■ AIM
Scan the material and copy every line in which "удара" appears.

[Data records]
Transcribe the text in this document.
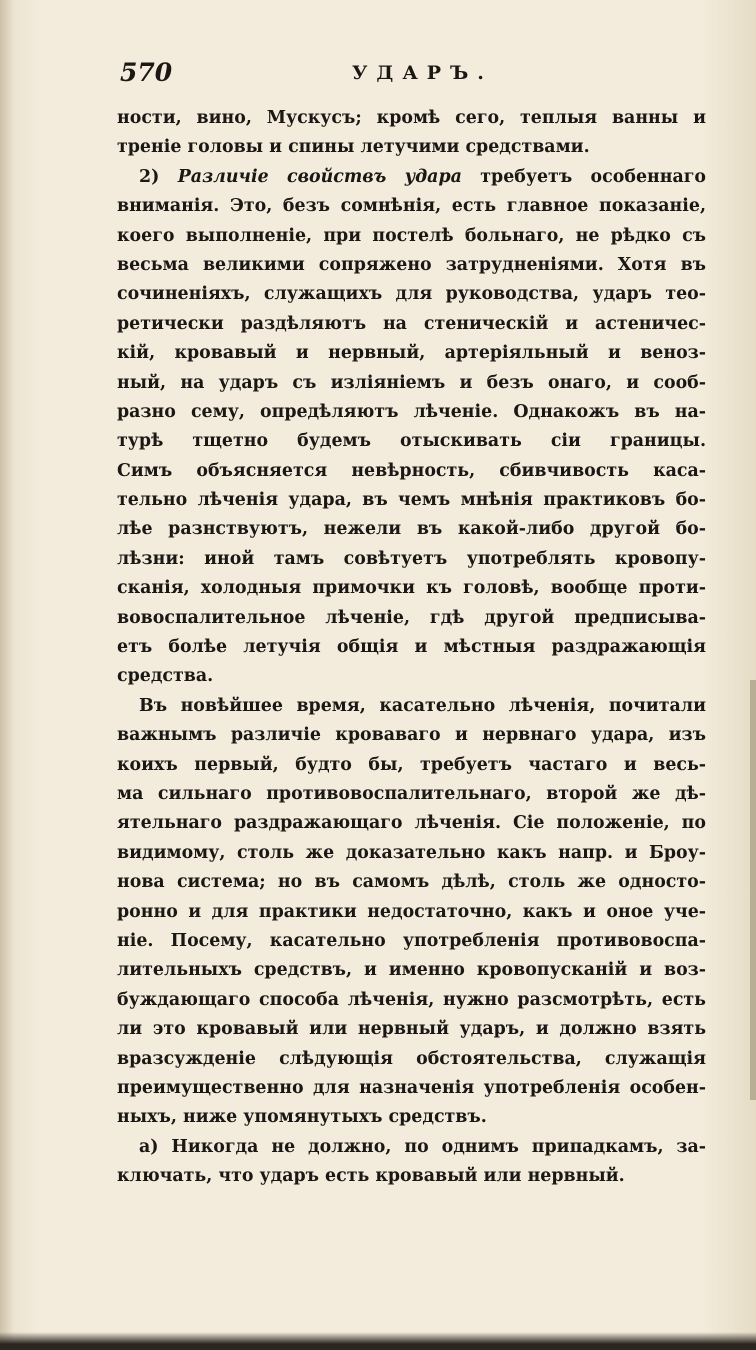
570	УДАРЪ.
ности, вино, Мускусъ; кромѣ сего, теплыя ванны и
треніе головы и спины летучими средствами.
2) Различіе свойствъ удара требуетъ особеннаго
вниманія. Это, безъ сомнѣнія, есть главное показаніе,
коего выполненіе, при постелѣ больнаго, не рѣдко съ
весьма великими сопряжено затрудненіями. Хотя въ
сочиненіяхъ, служащихъ для руководства, ударъ тео-
ретически раздѣляютъ на стеническій и астеничес-
кій, кровавый и нервный, артеріяльный и веноз-
ный, на ударъ съ изліяніемъ и безъ онаго, и сооб-
разно сему, опредѣляютъ лѣченіе. Однакожъ въ на-
турѣ тщетно будемъ отыскивать сіи границы.
Симъ объясняется невѣрность, сбивчивость каса-
тельно лѣченія удара, въ чемъ мнѣнія практиковъ бо-
лѣе разнствуютъ, нежели въ какой-либо другой бо-
лѣзни: иной тамъ совѣтуетъ употреблять кровопу-
сканія, холодныя примочки къ головѣ, вообще проти-
вовоспалительное лѣченіе, гдѣ другой предписыва-
етъ болѣе летучія общія и мѣстныя раздражающія
средства.
Въ новѣйшее время, касательно лѣченія, почитали
важнымъ различіе кроваваго и нервнаго удара, изъ
коихъ первый, будто бы, требуетъ частаго и весь-
ма сильнаго противовоспалительнаго, второй же дѣ-
ятельнаго раздражающаго лѣченія. Сіе положеніе, по
видимому, столь же доказательно какъ напр. и Броу-
нова система; но въ самомъ дѣлѣ, столь же односто-
ронно и для практики недостаточно, какъ и оное уче-
ніе. Посему, касательно употребленія противовоспа-
лительныхъ средствъ, и именно кровопусканій и воз-
буждающаго способа лѣченія, нужно разсмотрѣть, есть
ли это кровавый или нервный ударъ, и должно взять
вразсужденіе слѣдующія обстоятельства, служащія
преимущественно для назначенія употребленія особен-
ныхъ, ниже упомянутыхъ средствъ.
а) Никогда не должно, по однимъ припадкамъ, за-
ключать, что ударъ есть кровавый или нервный.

■ SOLUTION FOR THIS TASK
2) Различіе свойствъ удара требуетъ особеннаго
тельно лѣченія удара, въ чемъ мнѣнія практиковъ бо-
важнымъ различіе кроваваго и нервнаго удара, изъ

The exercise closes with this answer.